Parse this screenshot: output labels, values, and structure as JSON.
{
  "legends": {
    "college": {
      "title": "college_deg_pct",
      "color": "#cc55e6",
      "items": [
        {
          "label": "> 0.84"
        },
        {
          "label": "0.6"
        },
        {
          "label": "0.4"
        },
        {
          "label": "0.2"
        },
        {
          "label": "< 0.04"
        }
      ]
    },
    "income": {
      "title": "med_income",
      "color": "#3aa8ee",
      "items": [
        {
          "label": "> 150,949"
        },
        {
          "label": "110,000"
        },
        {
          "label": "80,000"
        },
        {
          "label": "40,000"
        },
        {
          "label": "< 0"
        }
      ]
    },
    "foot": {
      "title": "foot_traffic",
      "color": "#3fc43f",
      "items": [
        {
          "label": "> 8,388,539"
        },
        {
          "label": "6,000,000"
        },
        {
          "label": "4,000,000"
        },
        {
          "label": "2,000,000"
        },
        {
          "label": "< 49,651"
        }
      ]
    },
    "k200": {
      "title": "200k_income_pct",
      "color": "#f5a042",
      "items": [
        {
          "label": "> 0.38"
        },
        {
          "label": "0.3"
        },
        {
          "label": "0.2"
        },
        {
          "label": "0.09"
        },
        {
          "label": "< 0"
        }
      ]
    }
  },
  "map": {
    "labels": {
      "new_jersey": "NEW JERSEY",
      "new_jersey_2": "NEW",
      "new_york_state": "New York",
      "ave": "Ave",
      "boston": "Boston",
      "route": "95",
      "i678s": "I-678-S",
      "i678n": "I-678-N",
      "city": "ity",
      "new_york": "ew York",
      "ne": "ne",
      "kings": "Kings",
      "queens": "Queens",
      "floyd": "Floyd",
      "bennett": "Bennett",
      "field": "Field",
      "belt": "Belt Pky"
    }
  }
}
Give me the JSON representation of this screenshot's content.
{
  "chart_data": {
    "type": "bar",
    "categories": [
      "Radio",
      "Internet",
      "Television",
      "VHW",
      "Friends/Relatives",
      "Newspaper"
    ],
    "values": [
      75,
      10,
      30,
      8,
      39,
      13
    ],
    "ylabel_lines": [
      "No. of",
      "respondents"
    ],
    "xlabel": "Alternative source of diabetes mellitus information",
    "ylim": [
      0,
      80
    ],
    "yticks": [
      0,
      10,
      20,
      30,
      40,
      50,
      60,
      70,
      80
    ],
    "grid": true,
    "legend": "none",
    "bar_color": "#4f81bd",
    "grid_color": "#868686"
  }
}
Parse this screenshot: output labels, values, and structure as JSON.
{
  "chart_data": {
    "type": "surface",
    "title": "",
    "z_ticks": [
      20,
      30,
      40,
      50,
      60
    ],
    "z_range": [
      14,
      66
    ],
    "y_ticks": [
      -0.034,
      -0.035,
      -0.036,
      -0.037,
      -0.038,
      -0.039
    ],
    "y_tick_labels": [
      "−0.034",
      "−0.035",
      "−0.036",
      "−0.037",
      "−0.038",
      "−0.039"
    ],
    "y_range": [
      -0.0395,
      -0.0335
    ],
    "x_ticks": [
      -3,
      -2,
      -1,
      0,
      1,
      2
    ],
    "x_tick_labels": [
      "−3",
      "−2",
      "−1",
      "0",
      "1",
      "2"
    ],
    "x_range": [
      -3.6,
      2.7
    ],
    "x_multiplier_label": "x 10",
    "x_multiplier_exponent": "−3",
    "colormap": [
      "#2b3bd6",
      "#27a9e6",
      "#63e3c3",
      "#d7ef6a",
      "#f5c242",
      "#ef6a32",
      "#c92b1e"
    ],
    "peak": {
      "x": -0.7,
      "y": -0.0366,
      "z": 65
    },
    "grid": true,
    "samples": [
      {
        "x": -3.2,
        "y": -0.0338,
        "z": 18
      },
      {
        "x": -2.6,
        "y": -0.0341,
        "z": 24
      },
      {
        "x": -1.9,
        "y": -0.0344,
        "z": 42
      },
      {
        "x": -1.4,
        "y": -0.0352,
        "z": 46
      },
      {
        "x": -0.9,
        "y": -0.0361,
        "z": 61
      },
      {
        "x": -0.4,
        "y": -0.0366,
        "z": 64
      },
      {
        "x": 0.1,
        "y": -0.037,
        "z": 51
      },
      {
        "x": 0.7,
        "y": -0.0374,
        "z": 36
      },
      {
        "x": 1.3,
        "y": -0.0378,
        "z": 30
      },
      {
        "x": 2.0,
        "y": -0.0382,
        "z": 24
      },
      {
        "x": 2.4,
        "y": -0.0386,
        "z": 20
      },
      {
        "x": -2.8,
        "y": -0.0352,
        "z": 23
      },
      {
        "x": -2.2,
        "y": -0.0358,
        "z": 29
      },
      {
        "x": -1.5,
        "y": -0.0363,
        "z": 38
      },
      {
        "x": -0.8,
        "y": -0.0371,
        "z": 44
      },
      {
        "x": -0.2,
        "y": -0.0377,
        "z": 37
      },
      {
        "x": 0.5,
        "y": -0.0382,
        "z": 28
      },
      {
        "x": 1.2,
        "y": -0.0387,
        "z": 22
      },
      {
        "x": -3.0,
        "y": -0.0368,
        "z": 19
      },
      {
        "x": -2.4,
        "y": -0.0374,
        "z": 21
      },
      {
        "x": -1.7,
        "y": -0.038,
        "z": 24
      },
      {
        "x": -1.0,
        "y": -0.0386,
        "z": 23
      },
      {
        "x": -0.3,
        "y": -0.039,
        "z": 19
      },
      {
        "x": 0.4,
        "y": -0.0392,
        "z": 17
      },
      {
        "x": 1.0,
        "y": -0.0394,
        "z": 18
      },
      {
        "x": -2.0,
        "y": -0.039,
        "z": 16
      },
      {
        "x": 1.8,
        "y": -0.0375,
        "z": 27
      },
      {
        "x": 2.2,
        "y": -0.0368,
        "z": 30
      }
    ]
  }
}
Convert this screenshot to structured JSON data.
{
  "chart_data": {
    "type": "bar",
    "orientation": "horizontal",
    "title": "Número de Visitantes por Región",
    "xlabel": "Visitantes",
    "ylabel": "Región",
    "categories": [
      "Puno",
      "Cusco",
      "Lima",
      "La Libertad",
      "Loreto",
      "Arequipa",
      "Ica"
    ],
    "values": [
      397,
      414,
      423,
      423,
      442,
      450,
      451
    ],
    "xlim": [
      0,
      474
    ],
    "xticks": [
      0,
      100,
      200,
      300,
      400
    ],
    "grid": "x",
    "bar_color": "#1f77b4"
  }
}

**********

What you will do - Find how many lines in the listing contain the word "Región" and give that count alone.

Task response - 2